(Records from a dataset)
= Beginning of Section =

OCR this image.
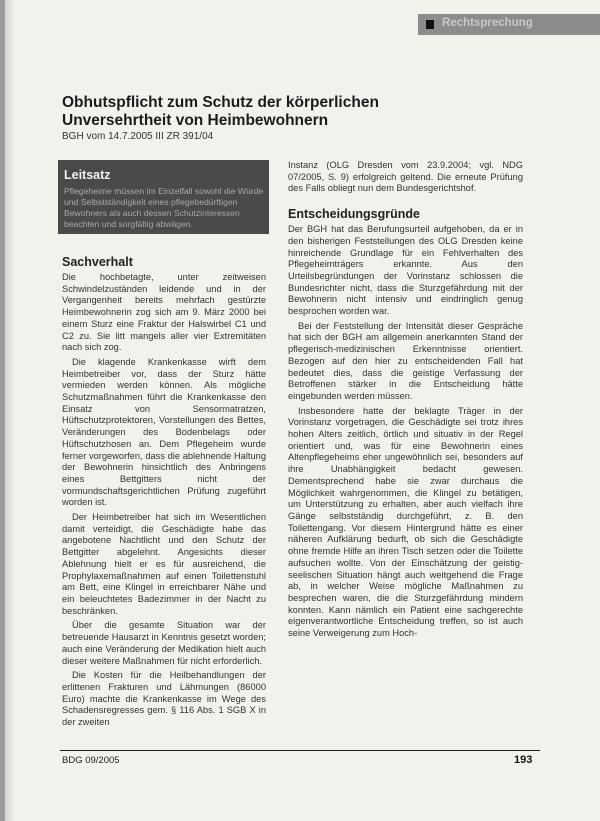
Rechtsprechung
Obhutspflicht zum Schutz der körperlichen Unversehrtheit von Heimbewohnern
BGH vom 14.7.2005 III ZR 391/04
Leitsatz
Pflegeheime müssen im Einzelfall sowohl die Würde und Selbstständigkeit eines pflegebedürftigen Bewohners als auch dessen Schutzinteressen beachten und sorgfältig abwägen.
Sachverhalt

Die hochbetagte, unter zeitweisen Schwindelzuständen leidende und in der Vergangenheit bereits mehrfach gestürzte Heimbewohnerin zog sich am 9. März 2000 bei einem Sturz eine Fraktur der Halswirbel C1 und C2 zu. Sie litt mangels aller vier Extremitäten nach sich zog.

Die klagende Krankenkasse wirft dem Heimbetreiber vor, dass der Sturz hätte vermieden werden können. Als mögliche Schutzmaßnahmen führt die Krankenkasse den Einsatz von Sensormatratzen, Hüftschutzprotektoren, Vorstellungen des Bettes, Veränderungen des Bodenbelags oder Hüftschutzhosen an. Dem Pflegeheim wurde ferner vorgeworfen, dass die ablehnende Haltung der Bewohnerin hinsichtlich des Anbringens eines Bettgitters nicht der vormundschaftsgerichtlichen Prüfung zugeführt worden ist.

Der Heimbetreiber hat sich im Wesentlichen damit verteidigt, die Geschädigte habe das angebotene Nachtlicht und den Schutz der Bettgitter abgelehnt. Angesichts dieser Ablehnung hielt er es für ausreichend, die Prophylaxemaßnahmen auf einen Toilettenstuhl am Bett, eine Klingel in erreichbarer Nähe und ein beleuchtetes Badezimmer in der Nacht zu beschränken.

Über die gesamte Situation war der betreuende Hausarzt in Kenntnis gesetzt worden; auch eine Veränderung der Medikation hielt auch dieser weitere Maßnahmen für nicht erforderlich.

Die Kosten für die Heilbehandlungen der erlittenen Frakturen und Lähmungen (86000 Euro) machte die Krankenkasse im Wege des Schadensregresses gem. § 116 Abs. 1 SGB X in der zweiten

Instanz (OLG Dresden vom 23.9.2004; vgl. NDG 07/2005, S. 9) erfolgreich geltend. Die erneute Prüfung des Falls obliegt nun dem Bundesgerichtshof.

Entscheidungsgründe

Der BGH hat das Berufungsurteil aufgehoben, da er in den bisherigen Feststellungen des OLG Dresden keine hinreichende Grundlage für ein Fehlverhalten des Pflegeheimträgers erkannte. Aus den Urteilsbegründungen der Vorinstanz schlossen die Bundesrichter nicht, dass die Sturzgefährdung mit der Bewohnerin nicht intensiv und eindringlich genug besprochen worden war.

Bei der Feststellung der Intensität dieser Gespräche hat sich der BGH am allgemein anerkannten Stand der pflegerisch-medizinischen Erkenntnisse orientiert. Bezogen auf den hier zu entscheidenden Fall hat bedeutet dies, dass die geistige Verfassung der Betroffenen stärker in die Entscheidung hätte eingebunden werden müssen.

Insbesondere hatte der beklagte Träger in der Vorinstanz vorgetragen, die Geschädigte sei trotz ihres hohen Alters zeitlich, örtlich und situativ in der Regel orientiert und, was für eine Bewohnerin eines Altenpflegeheims eher ungewöhnlich sei, besonders auf ihre Unabhängigkeit bedacht gewesen. Dementsprechend habe sie zwar durchaus die Möglichkeit wahrgenommen, die Klingel zu betätigen, um Unterstützung zu erhalten, aber auch vielfach ihre Gänge selbstständig durchgeführt, z. B. den Toilettengang. Vor diesem Hintergrund hätte es einer näheren Aufklärung bedurft, ob sich die Geschädigte ohne fremde Hilfe an ihren Tisch setzen oder die Toilette aufsuchen wollte. Von der Einschätzung der geistig-seelischen Situation hängt auch weitgehend die Frage ab, in welcher Weise mögliche Maßnahmen zu besprechen waren, die die Sturzgefährdung mindern konnten. Kann nämlich ein Patient eine sachgerechte eigenverantwortliche Entscheidung treffen, so ist auch seine Verweigerung zum Hoch-

BDG 09/2005	193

= End of Section =

▶ [Exercise requirements] Output the records exactly, pictures excluded.

▶ [Your solution]
OCR this image.
Rechtsprechung
Obhutspflicht zum Schutz der körperlichen Unversehrtheit von Heimbewohnern
BGH vom 14.7.2005 III ZR 391/04
Leitsatz
Pflegeheime müssen im Einzelfall sowohl die Würde und Selbstständigkeit eines pflegebedürftigen Bewohners als auch dessen Schutzinteressen beachten und sorgfältig abwägen.
Sachverhalt

Die hochbetagte, unter zeitweisen Schwindelzuständen leidende und in der Vergangenheit bereits mehrfach gestürzte Heimbewohnerin zog sich am 9. März 2000 bei einem Sturz eine Fraktur der Halswirbel C1 und C2 zu. Sie litt mangels aller vier Extremitäten nach sich zog.

Die klagende Krankenkasse wirft dem Heimbetreiber vor, dass der Sturz hätte vermieden werden können. Als mögliche Schutzmaßnahmen führt die Krankenkasse den Einsatz von Sensormatratzen, Hüftschutzprotektoren, Vorstellungen des Bettes, Veränderungen des Bodenbelags oder Hüftschutzhosen an. Dem Pflegeheim wurde ferner vorgeworfen, dass die ablehnende Haltung der Bewohnerin hinsichtlich des Anbringens eines Bettgitters nicht der vormundschaftsgerichtlichen Prüfung zugeführt worden ist.

Der Heimbetreiber hat sich im Wesentlichen damit verteidigt, die Geschädigte habe das angebotene Nachtlicht und den Schutz der Bettgitter abgelehnt. Angesichts dieser Ablehnung hielt er es für ausreichend, die Prophylaxemaßnahmen auf einen Toilettenstuhl am Bett, eine Klingel in erreichbarer Nähe und ein beleuchtetes Badezimmer in der Nacht zu beschränken.

Über die gesamte Situation war der betreuende Hausarzt in Kenntnis gesetzt worden; auch eine Veränderung der Medikation hielt auch dieser weitere Maßnahmen für nicht erforderlich.

Die Kosten für die Heilbehandlungen der erlittenen Frakturen und Lähmungen (86000 Euro) machte die Krankenkasse im Wege des Schadensregresses gem. § 116 Abs. 1 SGB X in der zweiten

Instanz (OLG Dresden vom 23.9.2004; vgl. NDG 07/2005, S. 9) erfolgreich geltend. Die erneute Prüfung des Falls obliegt nun dem Bundesgerichtshof.

Entscheidungsgründe

Der BGH hat das Berufungsurteil aufgehoben, da er in den bisherigen Feststellungen des OLG Dresden keine hinreichende Grundlage für ein Fehlverhalten des Pflegeheimträgers erkannte. Aus den Urteilsbegründungen der Vorinstanz schlossen die Bundesrichter nicht, dass die Sturzgefährdung mit der Bewohnerin nicht intensiv und eindringlich genug besprochen worden war.

Bei der Feststellung der Intensität dieser Gespräche hat sich der BGH am allgemein anerkannten Stand der pflegerisch-medizinischen Erkenntnisse orientiert. Bezogen auf den hier zu entscheidenden Fall hat bedeutet dies, dass die geistige Verfassung der Betroffenen stärker in die Entscheidung hätte eingebunden werden müssen.

Insbesondere hatte der beklagte Träger in der Vorinstanz vorgetragen, die Geschädigte sei trotz ihres hohen Alters zeitlich, örtlich und situativ in der Regel orientiert und, was für eine Bewohnerin eines Altenpflegeheims eher ungewöhnlich sei, besonders auf ihre Unabhängigkeit bedacht gewesen. Dementsprechend habe sie zwar durchaus die Möglichkeit wahrgenommen, die Klingel zu betätigen, um Unterstützung zu erhalten, aber auch vielfach ihre Gänge selbstständig durchgeführt, z. B. den Toilettengang. Vor diesem Hintergrund hätte es einer näheren Aufklärung bedurft, ob sich die Geschädigte ohne fremde Hilfe an ihren Tisch setzen oder die Toilette aufsuchen wollte. Von der Einschätzung der geistig-seelischen Situation hängt auch weitgehend die Frage ab, in welcher Weise mögliche Maßnahmen zu besprechen waren, die die Sturzgefährdung mindern konnten. Kann nämlich ein Patient eine sachgerechte eigenverantwortliche Entscheidung treffen, so ist auch seine Verweigerung zum Hoch-

BDG 09/2005	193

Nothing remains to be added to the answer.